— Start of Given data —

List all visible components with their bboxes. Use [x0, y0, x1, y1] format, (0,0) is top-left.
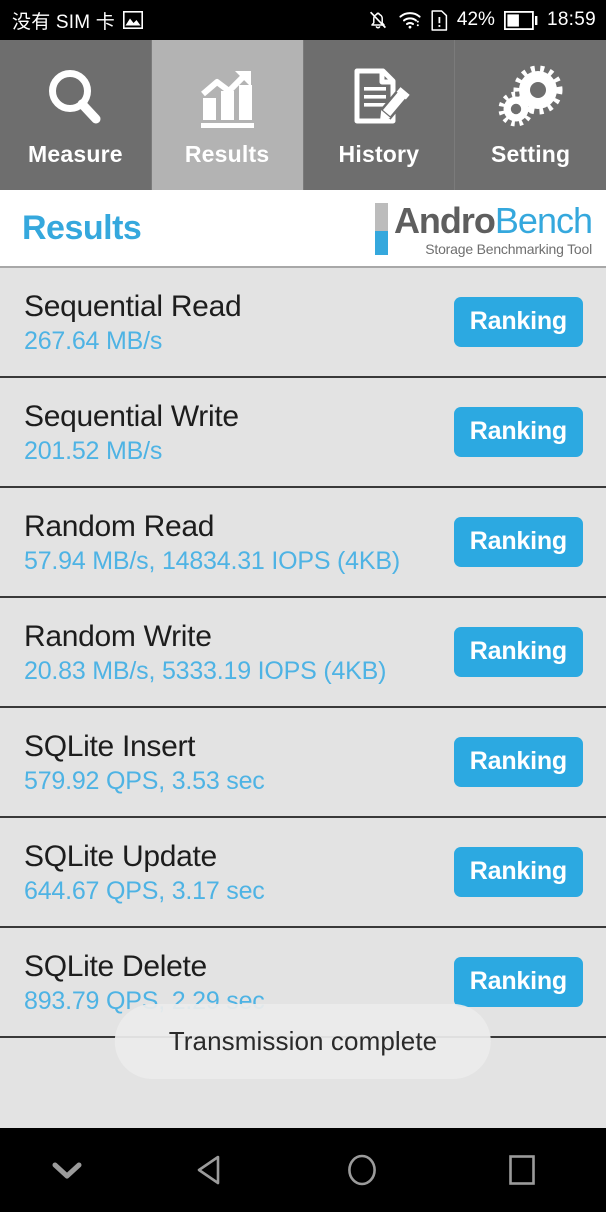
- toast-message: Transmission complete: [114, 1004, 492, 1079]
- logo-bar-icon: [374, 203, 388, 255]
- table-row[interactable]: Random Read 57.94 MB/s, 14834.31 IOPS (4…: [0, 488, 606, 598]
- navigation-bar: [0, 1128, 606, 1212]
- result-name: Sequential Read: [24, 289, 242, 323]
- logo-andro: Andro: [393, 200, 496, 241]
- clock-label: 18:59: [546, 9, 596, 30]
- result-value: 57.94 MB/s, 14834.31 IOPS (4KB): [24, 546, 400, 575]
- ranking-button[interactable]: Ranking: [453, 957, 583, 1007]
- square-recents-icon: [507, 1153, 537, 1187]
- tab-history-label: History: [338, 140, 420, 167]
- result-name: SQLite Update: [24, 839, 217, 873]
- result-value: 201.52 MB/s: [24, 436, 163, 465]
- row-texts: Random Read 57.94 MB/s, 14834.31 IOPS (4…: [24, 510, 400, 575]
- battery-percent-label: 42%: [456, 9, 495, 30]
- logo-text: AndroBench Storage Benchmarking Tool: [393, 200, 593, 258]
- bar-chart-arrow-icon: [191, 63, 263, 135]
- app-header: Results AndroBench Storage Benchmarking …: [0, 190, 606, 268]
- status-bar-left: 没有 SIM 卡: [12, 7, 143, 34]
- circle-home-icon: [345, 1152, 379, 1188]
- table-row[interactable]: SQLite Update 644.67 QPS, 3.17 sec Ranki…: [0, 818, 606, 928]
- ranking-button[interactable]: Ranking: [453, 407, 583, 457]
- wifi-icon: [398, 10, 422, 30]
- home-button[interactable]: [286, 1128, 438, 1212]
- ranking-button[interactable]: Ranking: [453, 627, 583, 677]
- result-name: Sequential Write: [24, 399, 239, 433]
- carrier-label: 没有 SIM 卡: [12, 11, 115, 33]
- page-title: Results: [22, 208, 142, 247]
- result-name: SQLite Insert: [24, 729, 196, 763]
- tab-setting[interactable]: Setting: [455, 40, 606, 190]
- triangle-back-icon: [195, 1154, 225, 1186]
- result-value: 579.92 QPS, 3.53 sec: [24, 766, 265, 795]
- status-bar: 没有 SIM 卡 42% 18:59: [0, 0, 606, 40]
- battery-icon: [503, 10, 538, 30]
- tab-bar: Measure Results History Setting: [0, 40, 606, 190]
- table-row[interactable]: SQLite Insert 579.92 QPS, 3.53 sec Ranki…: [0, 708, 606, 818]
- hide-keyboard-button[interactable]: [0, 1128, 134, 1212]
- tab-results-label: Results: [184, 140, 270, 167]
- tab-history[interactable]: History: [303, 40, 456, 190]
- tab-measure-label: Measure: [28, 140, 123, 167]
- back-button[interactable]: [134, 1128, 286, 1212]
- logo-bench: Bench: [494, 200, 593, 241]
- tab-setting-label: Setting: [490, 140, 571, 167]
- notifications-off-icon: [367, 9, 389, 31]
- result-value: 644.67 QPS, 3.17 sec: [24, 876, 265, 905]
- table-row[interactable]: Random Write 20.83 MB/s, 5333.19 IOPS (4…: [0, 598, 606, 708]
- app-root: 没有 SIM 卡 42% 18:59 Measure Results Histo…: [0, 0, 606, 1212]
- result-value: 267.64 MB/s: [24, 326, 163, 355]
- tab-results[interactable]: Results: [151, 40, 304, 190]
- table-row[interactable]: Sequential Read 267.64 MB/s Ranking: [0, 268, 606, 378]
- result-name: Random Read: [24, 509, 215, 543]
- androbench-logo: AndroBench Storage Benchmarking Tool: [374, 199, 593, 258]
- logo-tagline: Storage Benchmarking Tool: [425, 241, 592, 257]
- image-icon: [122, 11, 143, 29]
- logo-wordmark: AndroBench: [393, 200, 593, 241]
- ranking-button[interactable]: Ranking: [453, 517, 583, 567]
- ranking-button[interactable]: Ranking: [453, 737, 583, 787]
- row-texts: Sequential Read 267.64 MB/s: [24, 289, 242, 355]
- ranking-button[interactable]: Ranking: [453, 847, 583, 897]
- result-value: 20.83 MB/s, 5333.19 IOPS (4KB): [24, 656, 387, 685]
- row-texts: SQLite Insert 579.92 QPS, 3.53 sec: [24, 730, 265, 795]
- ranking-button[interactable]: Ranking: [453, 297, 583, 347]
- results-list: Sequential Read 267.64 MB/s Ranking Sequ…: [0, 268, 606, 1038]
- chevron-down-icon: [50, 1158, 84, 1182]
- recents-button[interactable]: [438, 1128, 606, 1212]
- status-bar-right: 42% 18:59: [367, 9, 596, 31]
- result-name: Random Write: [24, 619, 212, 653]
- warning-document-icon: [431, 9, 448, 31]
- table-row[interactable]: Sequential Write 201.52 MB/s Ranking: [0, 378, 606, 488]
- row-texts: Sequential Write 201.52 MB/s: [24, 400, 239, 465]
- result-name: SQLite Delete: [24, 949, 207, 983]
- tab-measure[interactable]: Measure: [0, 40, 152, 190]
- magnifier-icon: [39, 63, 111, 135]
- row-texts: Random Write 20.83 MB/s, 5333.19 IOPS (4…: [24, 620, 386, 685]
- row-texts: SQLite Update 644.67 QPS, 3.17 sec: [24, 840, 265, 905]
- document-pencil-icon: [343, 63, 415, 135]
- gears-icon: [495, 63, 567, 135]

— End of Given data —

■ **Stated task**: Copy out every line of the records above without changing anything, but leave out the pictures.

■ **Full response**:
List all visible components with their bboxes. Use [x0, y0, x1, y1] format, (0,0) is top-left.
- toast-message: Transmission complete: [114, 1004, 492, 1079]
- logo-bar-icon: [374, 203, 388, 255]
- table-row[interactable]: Random Read 57.94 MB/s, 14834.31 IOPS (4…: [0, 488, 606, 598]
- navigation-bar: [0, 1128, 606, 1212]
- result-name: Sequential Read: [24, 289, 242, 323]
- logo-andro: Andro: [393, 200, 496, 241]
- clock-label: 18:59: [546, 9, 596, 30]
- result-value: 57.94 MB/s, 14834.31 IOPS (4KB): [24, 546, 400, 575]
- ranking-button[interactable]: Ranking: [453, 957, 583, 1007]
- square-recents-icon: [507, 1153, 537, 1187]
- tab-history-label: History: [338, 140, 420, 167]
- result-name: SQLite Update: [24, 839, 217, 873]
- result-value: 201.52 MB/s: [24, 436, 163, 465]
- row-texts: Random Read 57.94 MB/s, 14834.31 IOPS (4…: [24, 510, 400, 575]
- battery-percent-label: 42%: [456, 9, 495, 30]
- logo-text: AndroBench Storage Benchmarking Tool: [393, 200, 593, 258]
- bar-chart-arrow-icon: [191, 63, 263, 135]
- app-header: Results AndroBench Storage Benchmarking …: [0, 190, 606, 268]
- status-bar-left: 没有 SIM 卡: [12, 7, 143, 34]
- circle-home-icon: [345, 1152, 379, 1188]
- table-row[interactable]: SQLite Update 644.67 QPS, 3.17 sec Ranki…: [0, 818, 606, 928]
- ranking-button[interactable]: Ranking: [453, 407, 583, 457]
- wifi-icon: [398, 10, 422, 30]
- home-button[interactable]: [286, 1128, 438, 1212]
- ranking-button[interactable]: Ranking: [453, 627, 583, 677]
- result-name: Sequential Write: [24, 399, 239, 433]
- carrier-label: 没有 SIM 卡: [12, 11, 115, 33]
- page-title: Results: [22, 208, 142, 247]
- result-name: SQLite Insert: [24, 729, 196, 763]
- tab-setting[interactable]: Setting: [455, 40, 606, 190]
- triangle-back-icon: [195, 1154, 225, 1186]
- result-value: 579.92 QPS, 3.53 sec: [24, 766, 265, 795]
- status-bar: 没有 SIM 卡 42% 18:59: [0, 0, 606, 40]
- battery-icon: [503, 10, 538, 30]
- tab-bar: Measure Results History Setting: [0, 40, 606, 190]
- table-row[interactable]: SQLite Insert 579.92 QPS, 3.53 sec Ranki…: [0, 708, 606, 818]
- hide-keyboard-button[interactable]: [0, 1128, 134, 1212]
- tab-results-label: Results: [184, 140, 270, 167]
- tab-history[interactable]: History: [303, 40, 456, 190]
- tab-measure-label: Measure: [28, 140, 123, 167]
- back-button[interactable]: [134, 1128, 286, 1212]
- logo-bench: Bench: [494, 200, 593, 241]
- tab-setting-label: Setting: [490, 140, 571, 167]
- notifications-off-icon: [367, 9, 389, 31]
- result-value: 644.67 QPS, 3.17 sec: [24, 876, 265, 905]
- table-row[interactable]: Random Write 20.83 MB/s, 5333.19 IOPS (4…: [0, 598, 606, 708]
- app-root: 没有 SIM 卡 42% 18:59 Measure Results Histo…: [0, 0, 606, 1212]
- result-value: 267.64 MB/s: [24, 326, 163, 355]
- tab-results[interactable]: Results: [151, 40, 304, 190]
- table-row[interactable]: Sequential Read 267.64 MB/s Ranking: [0, 268, 606, 378]
- result-name: Random Read: [24, 509, 215, 543]
- androbench-logo: AndroBench Storage Benchmarking Tool: [374, 199, 593, 258]
- logo-tagline: Storage Benchmarking Tool: [425, 241, 592, 257]
- image-icon: [122, 11, 143, 29]
- logo-wordmark: AndroBench: [393, 200, 593, 241]
- ranking-button[interactable]: Ranking: [453, 517, 583, 567]
- ranking-button[interactable]: Ranking: [453, 737, 583, 787]
- row-texts: Sequential Read 267.64 MB/s: [24, 289, 242, 355]
- ranking-button[interactable]: Ranking: [453, 847, 583, 897]
- result-value: 20.83 MB/s, 5333.19 IOPS (4KB): [24, 656, 387, 685]
- row-texts: SQLite Insert 579.92 QPS, 3.53 sec: [24, 730, 265, 795]
- ranking-button[interactable]: Ranking: [453, 297, 583, 347]
- results-list: Sequential Read 267.64 MB/s Ranking Sequ…: [0, 268, 606, 1038]
- chevron-down-icon: [50, 1158, 84, 1182]
- recents-button[interactable]: [438, 1128, 606, 1212]
- status-bar-right: 42% 18:59: [367, 9, 596, 31]
- result-name: Random Write: [24, 619, 212, 653]
- warning-document-icon: [431, 9, 448, 31]
- table-row[interactable]: Sequential Write 201.52 MB/s Ranking: [0, 378, 606, 488]
- row-texts: Sequential Write 201.52 MB/s: [24, 400, 239, 465]
- result-name: SQLite Delete: [24, 949, 207, 983]
- tab-measure[interactable]: Measure: [0, 40, 152, 190]
- magnifier-icon: [39, 63, 111, 135]
- row-texts: Random Write 20.83 MB/s, 5333.19 IOPS (4…: [24, 620, 386, 685]
- row-texts: SQLite Update 644.67 QPS, 3.17 sec: [24, 840, 265, 905]
- document-pencil-icon: [343, 63, 415, 135]
- gears-icon: [495, 63, 567, 135]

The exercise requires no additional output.